Give the data below again exactly as it stands. Omit the pictures.

(Records from a data collection)
******
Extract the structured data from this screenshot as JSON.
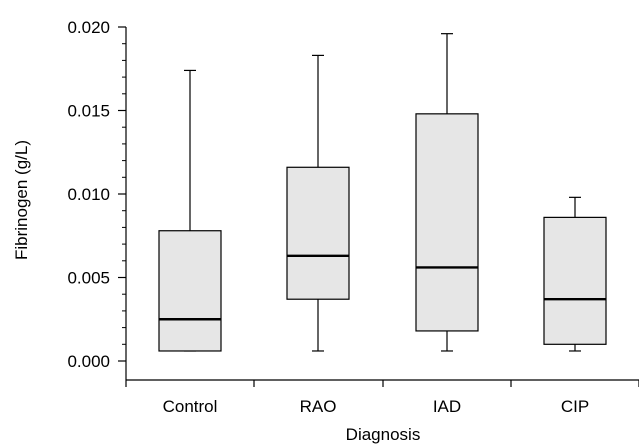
{
  "chart_data": {
    "type": "box",
    "title": "",
    "xlabel": "Diagnosis",
    "ylabel": "Fibrinogen (g/L)",
    "ylim": [
      0.0,
      0.02
    ],
    "yticks": [
      0.0,
      0.005,
      0.01,
      0.015,
      0.02
    ],
    "ytick_labels": [
      "0.000",
      "0.005",
      "0.010",
      "0.015",
      "0.020"
    ],
    "grid": false,
    "legend": "none",
    "categories": [
      "Control",
      "RAO",
      "IAD",
      "CIP"
    ],
    "boxes": [
      {
        "category": "Control",
        "min": 0.0006,
        "q1": 0.0006,
        "median": 0.0025,
        "q3": 0.0078,
        "max": 0.0174
      },
      {
        "category": "RAO",
        "min": 0.0006,
        "q1": 0.0037,
        "median": 0.0063,
        "q3": 0.0116,
        "max": 0.0183
      },
      {
        "category": "IAD",
        "min": 0.0006,
        "q1": 0.0018,
        "median": 0.0056,
        "q3": 0.0148,
        "max": 0.0196
      },
      {
        "category": "CIP",
        "min": 0.0006,
        "q1": 0.001,
        "median": 0.0037,
        "q3": 0.0086,
        "max": 0.0098
      }
    ],
    "colors": {
      "box_fill": "#e6e6e6",
      "stroke": "#000000"
    }
  }
}
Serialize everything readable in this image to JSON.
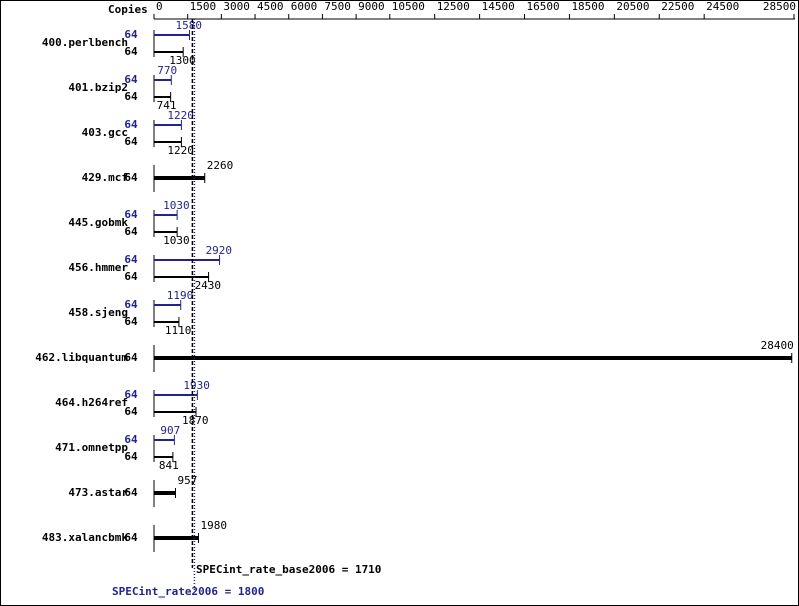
{
  "chart_data": {
    "type": "bar",
    "axis_title": "Copies",
    "categories": [
      "400.perlbench",
      "401.bzip2",
      "403.gcc",
      "429.mcf",
      "445.gobmk",
      "456.hmmer",
      "458.sjeng",
      "462.libquantum",
      "464.h264ref",
      "471.omnetpp",
      "473.astar",
      "483.xalancbmk"
    ],
    "series": [
      {
        "color": "#23238e",
        "values": [
          1580,
          770,
          1220,
          null,
          1030,
          2920,
          1190,
          null,
          1930,
          907,
          null,
          null
        ],
        "copies": [
          64,
          64,
          64,
          null,
          64,
          64,
          64,
          null,
          64,
          64,
          null,
          null
        ]
      },
      {
        "color": "#000000",
        "values": [
          1300,
          741,
          1220,
          2260,
          1030,
          2430,
          1110,
          28400,
          1870,
          841,
          957,
          1980
        ],
        "copies": [
          64,
          64,
          64,
          64,
          64,
          64,
          64,
          64,
          64,
          64,
          64,
          64
        ]
      }
    ],
    "xlim": [
      0,
      28500
    ],
    "xticks": [
      0,
      1500,
      3000,
      4500,
      6000,
      7500,
      9000,
      10500,
      12500,
      14500,
      16500,
      18500,
      20500,
      22500,
      24500,
      28500
    ],
    "reference_lines": [
      {
        "text": "SPECint_rate_base2006 = 1710",
        "value": 1710,
        "color": "#000000"
      },
      {
        "text": "SPECint_rate2006 = 1800",
        "value": 1800,
        "color": "#23238e"
      }
    ]
  }
}
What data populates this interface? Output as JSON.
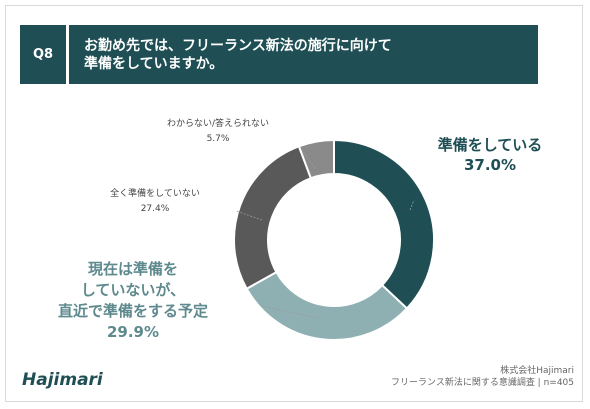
{
  "header": {
    "badge": "Q8",
    "question_line1": "お勤め先では、フリーランス新法の施行に向けて",
    "question_line2": "準備をしていますか。"
  },
  "chart_data": {
    "type": "pie",
    "donut": true,
    "categories": [
      "準備をしている",
      "現在は準備をしていないが、直近で準備をする予定",
      "全く準備をしていない",
      "わからない/答えられない"
    ],
    "values": [
      37.0,
      29.9,
      27.4,
      5.7
    ],
    "colors": [
      "#1f4f54",
      "#8fb0b3",
      "#595959",
      "#8a8a8a"
    ],
    "labels": [
      {
        "lines": [
          "準備をしている",
          "37.0%"
        ],
        "color": "#1f4f54"
      },
      {
        "lines": [
          "現在は準備を",
          "していないが、",
          "直近で準備をする予定",
          "29.9%"
        ],
        "color": "#5e8a8e"
      },
      {
        "lines": [
          "全く準備をしていない",
          "27.4%"
        ],
        "color": "#444444"
      },
      {
        "lines": [
          "わからない/答えられない",
          "5.7%"
        ],
        "color": "#444444"
      }
    ]
  },
  "footer": {
    "logo": "Hajimari",
    "source_line1": "株式会社Hajimari",
    "source_line2": "フリーランス新法に関する意識調査 | n=405"
  }
}
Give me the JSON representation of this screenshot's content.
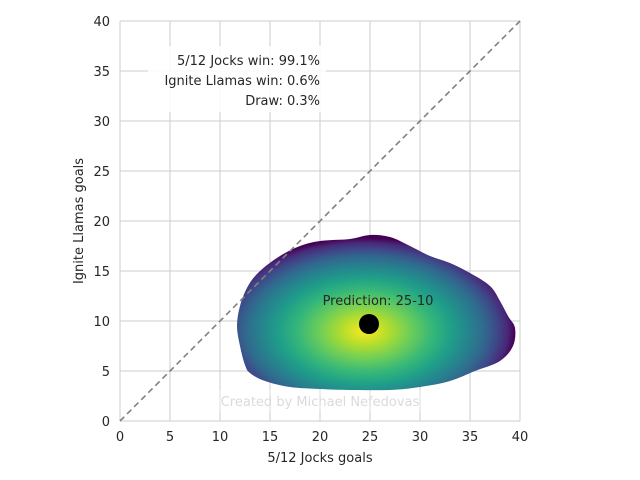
{
  "chart_data": {
    "type": "heatmap",
    "title": "",
    "xlabel": "5/12 Jocks goals",
    "ylabel": "Ignite Llamas goals",
    "xlim": [
      0,
      40
    ],
    "ylim": [
      0,
      40
    ],
    "x_ticks": [
      "0",
      "5",
      "10",
      "15",
      "20",
      "25",
      "30",
      "35",
      "40"
    ],
    "y_ticks": [
      "0",
      "5",
      "10",
      "15",
      "20",
      "25",
      "30",
      "35",
      "40"
    ],
    "grid": true,
    "colormap": "viridis",
    "diagonal": {
      "from": [
        0,
        0
      ],
      "to": [
        40,
        40
      ],
      "style": "dashed",
      "color": "#808080"
    },
    "density": {
      "center": [
        24.5,
        9
      ],
      "boundary": [
        [
          12.5,
          5.6
        ],
        [
          12,
          7.5
        ],
        [
          11.7,
          9.5
        ],
        [
          12,
          11.5
        ],
        [
          12.8,
          13.5
        ],
        [
          14,
          15
        ],
        [
          16,
          16.5
        ],
        [
          18,
          17.5
        ],
        [
          20,
          18
        ],
        [
          23,
          18.2
        ],
        [
          25,
          18.6
        ],
        [
          27,
          18.4
        ],
        [
          29,
          17.5
        ],
        [
          31,
          16.5
        ],
        [
          33,
          15.8
        ],
        [
          35,
          14.8
        ],
        [
          37,
          13.5
        ],
        [
          38,
          12
        ],
        [
          38.8,
          10.5
        ],
        [
          39.5,
          9.3
        ],
        [
          39.3,
          7.5
        ],
        [
          38,
          6
        ],
        [
          35.5,
          5
        ],
        [
          33,
          4
        ],
        [
          30,
          3.4
        ],
        [
          27,
          3.1
        ],
        [
          23,
          3.1
        ],
        [
          20,
          3.2
        ],
        [
          17,
          3.4
        ],
        [
          14.5,
          4
        ],
        [
          13,
          4.8
        ]
      ]
    },
    "prediction": {
      "x": 25,
      "y": 10,
      "label": "Prediction: 25-10"
    },
    "annotations": {
      "win_team1": "5/12 Jocks win: 99.1%",
      "win_team2": "Ignite Llamas win: 0.6%",
      "draw": "Draw: 0.3%"
    },
    "watermark": "Created by Michael Nefedovas"
  }
}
******
**FINISHED ANSWER:**
Extract the structured data from this screenshot as JSON.
{
  "chart_data": {
    "type": "box",
    "title": "",
    "xlabel": "Diagnosis",
    "ylabel": "Fibrinogen (g/L)",
    "ylim": [
      0.0,
      0.02
    ],
    "yticks": [
      0.0,
      0.005,
      0.01,
      0.015,
      0.02
    ],
    "ytick_labels": [
      "0.000",
      "0.005",
      "0.010",
      "0.015",
      "0.020"
    ],
    "grid": false,
    "legend": "none",
    "categories": [
      "Control",
      "RAO",
      "IAD",
      "CIP"
    ],
    "boxes": [
      {
        "category": "Control",
        "min": 0.0006,
        "q1": 0.0006,
        "median": 0.0025,
        "q3": 0.0078,
        "max": 0.0174
      },
      {
        "category": "RAO",
        "min": 0.0006,
        "q1": 0.0037,
        "median": 0.0063,
        "q3": 0.0116,
        "max": 0.0183
      },
      {
        "category": "IAD",
        "min": 0.0006,
        "q1": 0.0018,
        "median": 0.0056,
        "q3": 0.0148,
        "max": 0.0196
      },
      {
        "category": "CIP",
        "min": 0.0006,
        "q1": 0.001,
        "median": 0.0037,
        "q3": 0.0086,
        "max": 0.0098
      }
    ],
    "colors": {
      "box_fill": "#e6e6e6",
      "stroke": "#000000"
    }
  }
}
Serialize everything readable in this image to JSON.
{
  "chart_data": {
    "type": "bar",
    "axis_title": "Copies",
    "categories": [
      "400.perlbench",
      "401.bzip2",
      "403.gcc",
      "429.mcf",
      "445.gobmk",
      "456.hmmer",
      "458.sjeng",
      "462.libquantum",
      "464.h264ref",
      "471.omnetpp",
      "473.astar",
      "483.xalancbmk"
    ],
    "series": [
      {
        "color": "#23238e",
        "values": [
          1580,
          770,
          1220,
          null,
          1030,
          2920,
          1190,
          null,
          1930,
          907,
          null,
          null
        ],
        "copies": [
          64,
          64,
          64,
          null,
          64,
          64,
          64,
          null,
          64,
          64,
          null,
          null
        ]
      },
      {
        "color": "#000000",
        "values": [
          1300,
          741,
          1220,
          2260,
          1030,
          2430,
          1110,
          28400,
          1870,
          841,
          957,
          1980
        ],
        "copies": [
          64,
          64,
          64,
          64,
          64,
          64,
          64,
          64,
          64,
          64,
          64,
          64
        ]
      }
    ],
    "xlim": [
      0,
      28500
    ],
    "xticks": [
      0,
      1500,
      3000,
      4500,
      6000,
      7500,
      9000,
      10500,
      12500,
      14500,
      16500,
      18500,
      20500,
      22500,
      24500,
      28500
    ],
    "reference_lines": [
      {
        "text": "SPECint_rate_base2006 = 1710",
        "value": 1710,
        "color": "#000000"
      },
      {
        "text": "SPECint_rate2006 = 1800",
        "value": 1800,
        "color": "#23238e"
      }
    ]
  }
}
What data populates this interface? Output as JSON.
{
  "header": {
    "badge": "Q8",
    "question_line1": "お勤め先では、フリーランス新法の施行に向けて",
    "question_line2": "準備をしていますか。"
  },
  "chart_data": {
    "type": "pie",
    "donut": true,
    "categories": [
      "準備をしている",
      "現在は準備をしていないが、直近で準備をする予定",
      "全く準備をしていない",
      "わからない/答えられない"
    ],
    "values": [
      37.0,
      29.9,
      27.4,
      5.7
    ],
    "colors": [
      "#1f4f54",
      "#8fb0b3",
      "#595959",
      "#8a8a8a"
    ],
    "labels": [
      {
        "lines": [
          "準備をしている",
          "37.0%"
        ],
        "color": "#1f4f54"
      },
      {
        "lines": [
          "現在は準備を",
          "していないが、",
          "直近で準備をする予定",
          "29.9%"
        ],
        "color": "#5e8a8e"
      },
      {
        "lines": [
          "全く準備をしていない",
          "27.4%"
        ],
        "color": "#444444"
      },
      {
        "lines": [
          "わからない/答えられない",
          "5.7%"
        ],
        "color": "#444444"
      }
    ]
  },
  "footer": {
    "logo": "Hajimari",
    "source_line1": "株式会社Hajimari",
    "source_line2": "フリーランス新法に関する意識調査 | n=405"
  }
}
Give me the JSON representation of this screenshot's content.
{
  "chart_data": {
    "type": "heatmap",
    "title": "",
    "xlabel": "5/12 Jocks goals",
    "ylabel": "Ignite Llamas goals",
    "xlim": [
      0,
      40
    ],
    "ylim": [
      0,
      40
    ],
    "x_ticks": [
      "0",
      "5",
      "10",
      "15",
      "20",
      "25",
      "30",
      "35",
      "40"
    ],
    "y_ticks": [
      "0",
      "5",
      "10",
      "15",
      "20",
      "25",
      "30",
      "35",
      "40"
    ],
    "grid": true,
    "colormap": "viridis",
    "diagonal": {
      "from": [
        0,
        0
      ],
      "to": [
        40,
        40
      ],
      "style": "dashed",
      "color": "#808080"
    },
    "density": {
      "center": [
        24.5,
        9
      ],
      "boundary": [
        [
          12.5,
          5.6
        ],
        [
          12,
          7.5
        ],
        [
          11.7,
          9.5
        ],
        [
          12,
          11.5
        ],
        [
          12.8,
          13.5
        ],
        [
          14,
          15
        ],
        [
          16,
          16.5
        ],
        [
          18,
          17.5
        ],
        [
          20,
          18
        ],
        [
          23,
          18.2
        ],
        [
          25,
          18.6
        ],
        [
          27,
          18.4
        ],
        [
          29,
          17.5
        ],
        [
          31,
          16.5
        ],
        [
          33,
          15.8
        ],
        [
          35,
          14.8
        ],
        [
          37,
          13.5
        ],
        [
          38,
          12
        ],
        [
          38.8,
          10.5
        ],
        [
          39.5,
          9.3
        ],
        [
          39.3,
          7.5
        ],
        [
          38,
          6
        ],
        [
          35.5,
          5
        ],
        [
          33,
          4
        ],
        [
          30,
          3.4
        ],
        [
          27,
          3.1
        ],
        [
          23,
          3.1
        ],
        [
          20,
          3.2
        ],
        [
          17,
          3.4
        ],
        [
          14.5,
          4
        ],
        [
          13,
          4.8
        ]
      ]
    },
    "prediction": {
      "x": 25,
      "y": 10,
      "label": "Prediction: 25-10"
    },
    "annotations": {
      "win_team1": "5/12 Jocks win: 99.1%",
      "win_team2": "Ignite Llamas win: 0.6%",
      "draw": "Draw: 0.3%"
    },
    "watermark": "Created by Michael Nefedovas"
  }
}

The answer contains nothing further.